- [THE PROBLEM] Go through the entries below and pick out every line with "AddressID".

** start of RECORDS SHOWN **

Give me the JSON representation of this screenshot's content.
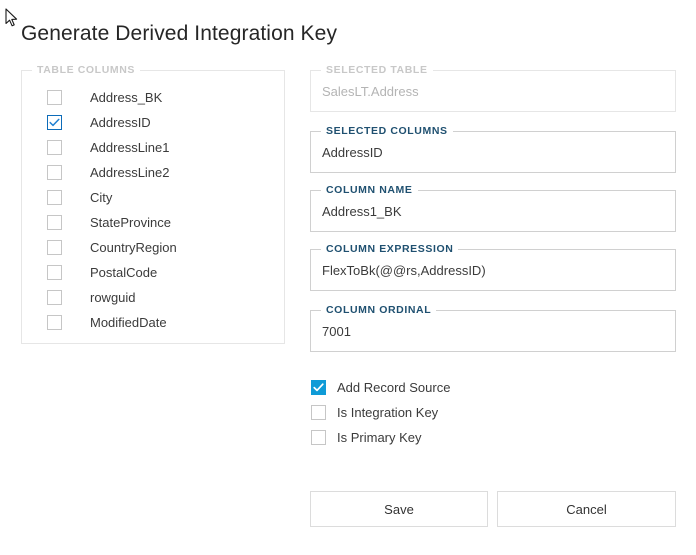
{
  "dialog": {
    "title": "Generate Derived Integration Key"
  },
  "table_columns": {
    "legend": "TABLE COLUMNS",
    "items": [
      {
        "label": "Address_BK",
        "checked": false
      },
      {
        "label": "AddressID",
        "checked": true
      },
      {
        "label": "AddressLine1",
        "checked": false
      },
      {
        "label": "AddressLine2",
        "checked": false
      },
      {
        "label": "City",
        "checked": false
      },
      {
        "label": "StateProvince",
        "checked": false
      },
      {
        "label": "CountryRegion",
        "checked": false
      },
      {
        "label": "PostalCode",
        "checked": false
      },
      {
        "label": "rowguid",
        "checked": false
      },
      {
        "label": "ModifiedDate",
        "checked": false
      }
    ]
  },
  "fields": {
    "selected_table": {
      "legend": "SELECTED TABLE",
      "value": "SalesLT.Address",
      "disabled": true
    },
    "selected_columns": {
      "legend": "SELECTED COLUMNS",
      "value": "AddressID",
      "disabled": false
    },
    "column_name": {
      "legend": "COLUMN NAME",
      "value": "Address1_BK",
      "disabled": false
    },
    "column_expression": {
      "legend": "COLUMN EXPRESSION",
      "value": "FlexToBk(@@rs,AddressID)",
      "disabled": false
    },
    "column_ordinal": {
      "legend": "COLUMN ORDINAL",
      "value": "7001",
      "disabled": false
    }
  },
  "options": [
    {
      "label": "Add Record Source",
      "checked": true
    },
    {
      "label": "Is Integration Key",
      "checked": false
    },
    {
      "label": "Is Primary Key",
      "checked": false
    }
  ],
  "buttons": {
    "save": "Save",
    "cancel": "Cancel"
  },
  "colors": {
    "accent_blue": "#0f9bd7",
    "legend_blue": "#1f5070",
    "outline_blue": "#0d6cb9",
    "border_gray": "#d0d0d0",
    "disabled_gray": "#b4b4b4"
  }
}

** end of RECORDS SHOWN **

- [SOLUTION TO THE PROBLEM]
        "label": "AddressID",
      "value": "AddressID",
      "value": "FlexToBk(@@rs,AddressID)",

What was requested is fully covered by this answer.